→ **DATASET**
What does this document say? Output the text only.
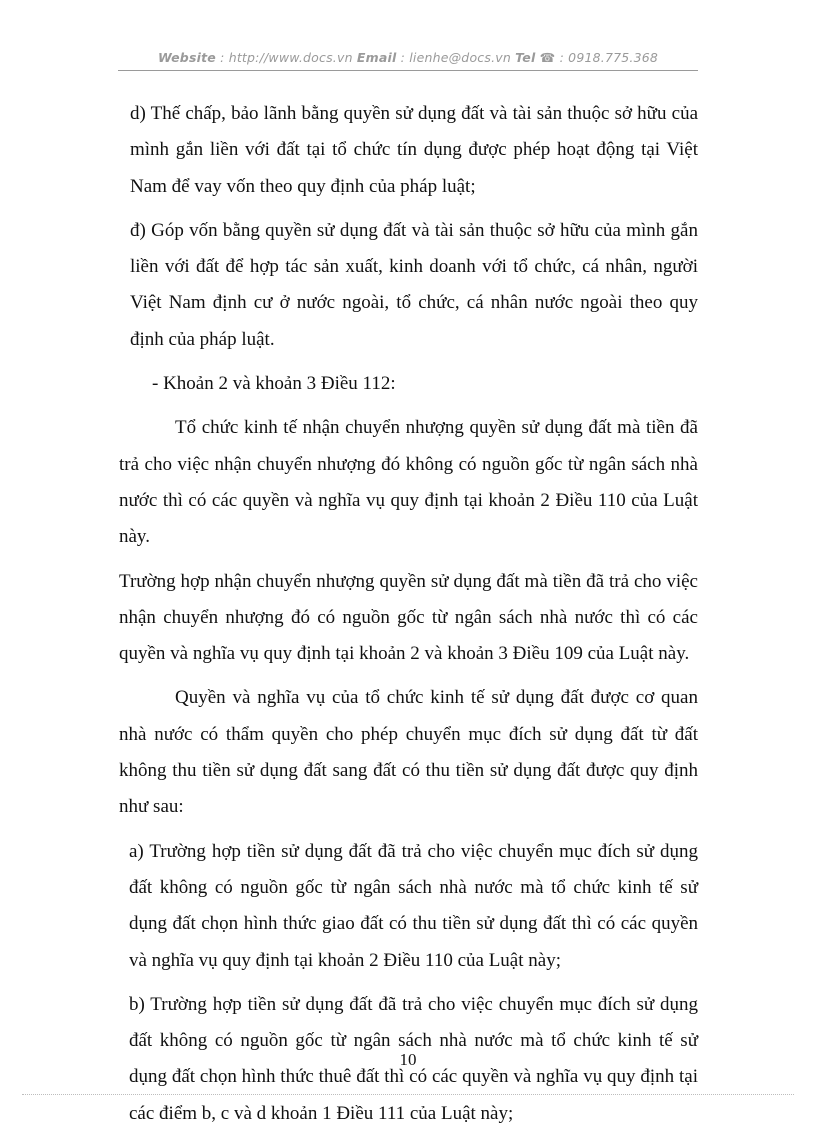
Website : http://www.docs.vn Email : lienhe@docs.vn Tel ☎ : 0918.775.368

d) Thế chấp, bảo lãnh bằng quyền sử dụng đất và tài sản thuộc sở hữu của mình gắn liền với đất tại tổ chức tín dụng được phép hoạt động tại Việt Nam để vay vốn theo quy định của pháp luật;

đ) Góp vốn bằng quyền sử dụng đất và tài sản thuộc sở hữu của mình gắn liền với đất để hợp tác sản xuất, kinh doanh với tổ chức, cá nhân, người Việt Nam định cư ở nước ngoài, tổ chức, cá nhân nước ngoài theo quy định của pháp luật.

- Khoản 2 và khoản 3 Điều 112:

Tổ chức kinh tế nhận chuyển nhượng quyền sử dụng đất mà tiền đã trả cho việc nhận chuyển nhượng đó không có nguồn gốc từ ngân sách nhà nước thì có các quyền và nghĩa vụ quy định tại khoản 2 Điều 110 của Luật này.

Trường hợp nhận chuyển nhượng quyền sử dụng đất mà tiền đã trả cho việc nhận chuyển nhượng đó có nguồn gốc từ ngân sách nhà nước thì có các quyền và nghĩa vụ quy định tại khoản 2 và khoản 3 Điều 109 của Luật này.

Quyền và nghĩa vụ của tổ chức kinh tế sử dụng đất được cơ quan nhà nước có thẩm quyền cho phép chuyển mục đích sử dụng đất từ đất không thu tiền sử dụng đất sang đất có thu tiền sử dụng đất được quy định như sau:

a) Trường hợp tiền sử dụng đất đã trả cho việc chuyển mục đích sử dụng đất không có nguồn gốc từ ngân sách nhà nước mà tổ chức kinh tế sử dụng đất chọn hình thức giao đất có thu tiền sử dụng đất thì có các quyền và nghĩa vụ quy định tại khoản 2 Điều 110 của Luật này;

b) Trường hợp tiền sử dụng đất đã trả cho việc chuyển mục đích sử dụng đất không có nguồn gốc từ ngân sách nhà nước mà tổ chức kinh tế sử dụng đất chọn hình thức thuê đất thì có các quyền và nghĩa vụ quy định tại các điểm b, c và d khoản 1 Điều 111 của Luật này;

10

==

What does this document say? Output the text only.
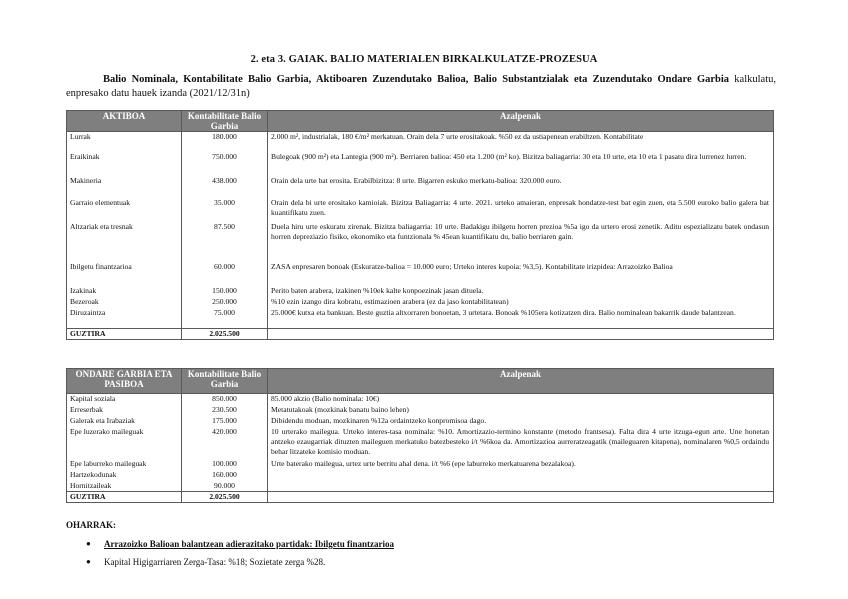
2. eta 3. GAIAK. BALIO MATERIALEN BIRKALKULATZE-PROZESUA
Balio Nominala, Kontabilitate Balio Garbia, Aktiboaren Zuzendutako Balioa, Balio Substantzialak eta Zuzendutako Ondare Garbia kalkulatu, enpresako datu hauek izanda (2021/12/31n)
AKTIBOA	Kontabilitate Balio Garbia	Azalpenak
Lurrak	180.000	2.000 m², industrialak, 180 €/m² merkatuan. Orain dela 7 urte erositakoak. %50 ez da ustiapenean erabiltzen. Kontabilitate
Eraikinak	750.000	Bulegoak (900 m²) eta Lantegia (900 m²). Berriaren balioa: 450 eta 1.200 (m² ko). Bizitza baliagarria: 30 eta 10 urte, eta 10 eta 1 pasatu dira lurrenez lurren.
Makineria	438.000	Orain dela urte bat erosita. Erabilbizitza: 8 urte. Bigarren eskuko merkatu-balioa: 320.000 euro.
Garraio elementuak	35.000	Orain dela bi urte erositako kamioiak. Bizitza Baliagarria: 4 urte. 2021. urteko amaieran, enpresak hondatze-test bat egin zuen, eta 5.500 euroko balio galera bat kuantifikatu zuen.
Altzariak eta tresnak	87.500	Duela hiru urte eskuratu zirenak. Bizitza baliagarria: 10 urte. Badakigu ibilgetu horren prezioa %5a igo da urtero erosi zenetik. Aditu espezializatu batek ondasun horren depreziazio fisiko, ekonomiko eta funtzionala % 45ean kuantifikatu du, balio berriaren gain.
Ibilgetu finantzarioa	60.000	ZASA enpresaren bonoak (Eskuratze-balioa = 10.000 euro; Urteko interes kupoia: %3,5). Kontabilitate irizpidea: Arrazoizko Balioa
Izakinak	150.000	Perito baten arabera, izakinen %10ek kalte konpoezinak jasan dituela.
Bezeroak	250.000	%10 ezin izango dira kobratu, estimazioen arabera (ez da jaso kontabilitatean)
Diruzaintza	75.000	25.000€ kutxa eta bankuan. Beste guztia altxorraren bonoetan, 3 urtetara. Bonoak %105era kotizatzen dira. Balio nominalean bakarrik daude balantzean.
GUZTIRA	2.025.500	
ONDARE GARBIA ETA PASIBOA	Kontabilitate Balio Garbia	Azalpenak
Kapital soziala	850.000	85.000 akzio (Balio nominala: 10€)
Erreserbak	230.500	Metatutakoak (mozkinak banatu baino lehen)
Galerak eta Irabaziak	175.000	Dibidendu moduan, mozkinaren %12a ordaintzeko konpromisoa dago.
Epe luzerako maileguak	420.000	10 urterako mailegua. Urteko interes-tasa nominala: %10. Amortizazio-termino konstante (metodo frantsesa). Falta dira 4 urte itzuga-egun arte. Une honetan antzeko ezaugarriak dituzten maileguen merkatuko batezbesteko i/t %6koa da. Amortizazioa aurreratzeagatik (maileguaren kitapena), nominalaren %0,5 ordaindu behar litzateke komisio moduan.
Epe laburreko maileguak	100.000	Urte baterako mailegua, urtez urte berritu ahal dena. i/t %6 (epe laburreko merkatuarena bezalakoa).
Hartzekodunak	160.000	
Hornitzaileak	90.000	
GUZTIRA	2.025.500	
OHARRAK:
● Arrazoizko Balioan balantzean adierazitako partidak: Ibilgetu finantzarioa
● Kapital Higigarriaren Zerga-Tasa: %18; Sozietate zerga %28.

...

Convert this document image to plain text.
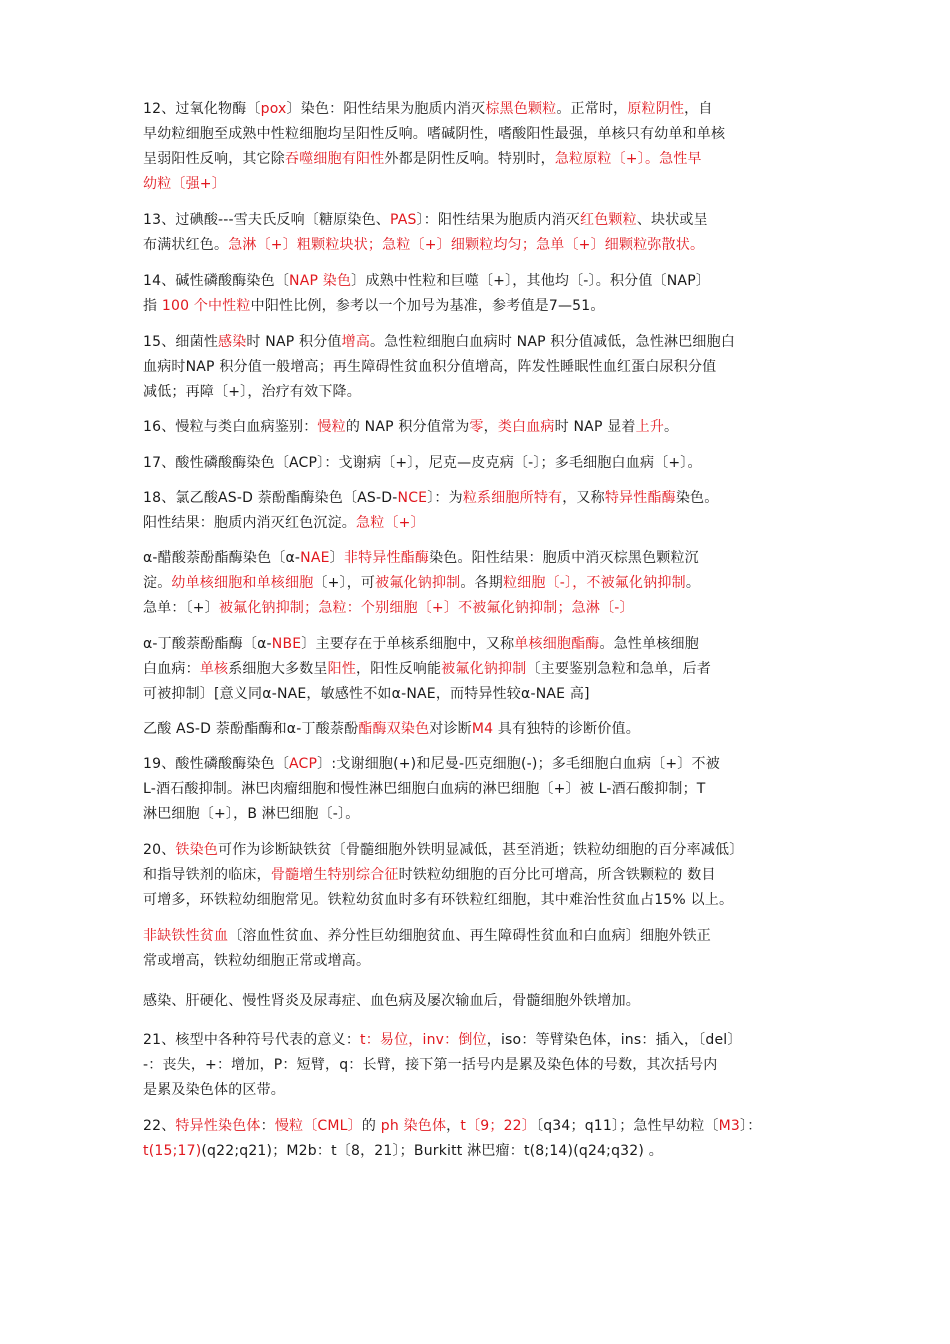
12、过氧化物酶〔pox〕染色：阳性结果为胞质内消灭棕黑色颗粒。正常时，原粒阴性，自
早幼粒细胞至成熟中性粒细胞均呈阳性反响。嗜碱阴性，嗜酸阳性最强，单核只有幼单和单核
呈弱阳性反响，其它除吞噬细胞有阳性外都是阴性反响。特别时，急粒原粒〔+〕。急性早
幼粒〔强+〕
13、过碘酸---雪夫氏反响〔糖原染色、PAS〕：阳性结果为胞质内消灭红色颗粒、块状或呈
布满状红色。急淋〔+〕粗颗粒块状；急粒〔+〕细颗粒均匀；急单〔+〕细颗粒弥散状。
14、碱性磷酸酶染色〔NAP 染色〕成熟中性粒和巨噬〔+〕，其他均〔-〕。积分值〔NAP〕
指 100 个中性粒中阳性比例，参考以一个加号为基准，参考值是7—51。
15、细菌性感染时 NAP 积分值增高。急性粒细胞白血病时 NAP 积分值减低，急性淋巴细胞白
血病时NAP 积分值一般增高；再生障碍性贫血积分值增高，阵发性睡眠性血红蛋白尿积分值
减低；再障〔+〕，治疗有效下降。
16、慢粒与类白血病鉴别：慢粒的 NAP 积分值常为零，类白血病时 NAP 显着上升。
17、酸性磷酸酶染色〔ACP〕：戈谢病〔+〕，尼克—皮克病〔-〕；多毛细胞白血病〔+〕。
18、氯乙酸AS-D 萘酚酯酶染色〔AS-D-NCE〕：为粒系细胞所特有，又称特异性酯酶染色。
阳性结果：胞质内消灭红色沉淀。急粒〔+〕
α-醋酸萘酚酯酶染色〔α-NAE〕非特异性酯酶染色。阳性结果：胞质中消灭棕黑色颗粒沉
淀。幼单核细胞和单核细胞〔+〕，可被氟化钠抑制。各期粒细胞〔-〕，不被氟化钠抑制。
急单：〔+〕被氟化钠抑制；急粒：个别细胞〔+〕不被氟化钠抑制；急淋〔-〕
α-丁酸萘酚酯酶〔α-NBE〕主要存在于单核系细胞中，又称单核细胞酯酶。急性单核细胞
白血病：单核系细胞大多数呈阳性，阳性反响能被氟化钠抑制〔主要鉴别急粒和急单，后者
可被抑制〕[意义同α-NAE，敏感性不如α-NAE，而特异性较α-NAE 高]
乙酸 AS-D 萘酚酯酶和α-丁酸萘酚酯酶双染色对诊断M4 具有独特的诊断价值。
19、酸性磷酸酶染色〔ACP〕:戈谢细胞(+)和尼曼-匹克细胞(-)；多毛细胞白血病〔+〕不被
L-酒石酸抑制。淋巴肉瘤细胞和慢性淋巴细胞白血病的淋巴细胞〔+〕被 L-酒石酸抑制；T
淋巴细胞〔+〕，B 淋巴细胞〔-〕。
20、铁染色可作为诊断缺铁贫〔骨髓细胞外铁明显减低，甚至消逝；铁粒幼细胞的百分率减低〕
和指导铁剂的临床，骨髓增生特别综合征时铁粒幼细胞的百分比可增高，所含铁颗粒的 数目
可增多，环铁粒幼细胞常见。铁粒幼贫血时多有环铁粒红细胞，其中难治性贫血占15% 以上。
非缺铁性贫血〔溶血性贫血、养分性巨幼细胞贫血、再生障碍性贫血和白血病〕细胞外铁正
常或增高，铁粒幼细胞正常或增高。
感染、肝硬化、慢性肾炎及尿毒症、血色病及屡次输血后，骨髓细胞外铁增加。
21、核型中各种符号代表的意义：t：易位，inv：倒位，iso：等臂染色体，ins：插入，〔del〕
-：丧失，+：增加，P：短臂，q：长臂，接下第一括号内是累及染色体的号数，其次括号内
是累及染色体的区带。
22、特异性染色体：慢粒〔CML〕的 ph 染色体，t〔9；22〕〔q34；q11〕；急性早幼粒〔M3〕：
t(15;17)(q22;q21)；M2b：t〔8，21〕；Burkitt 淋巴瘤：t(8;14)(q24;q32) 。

→ **EXERCISE REQUIREMENTS**
Copy out all lines where the word "Azalpenak" appears.

→ **ANSWER**
AKTIBOA	Kontabilitate Balio Garbia	Azalpenak
ONDARE GARBIA ETA PASIBOA	Kontabilitate Balio Garbia	Azalpenak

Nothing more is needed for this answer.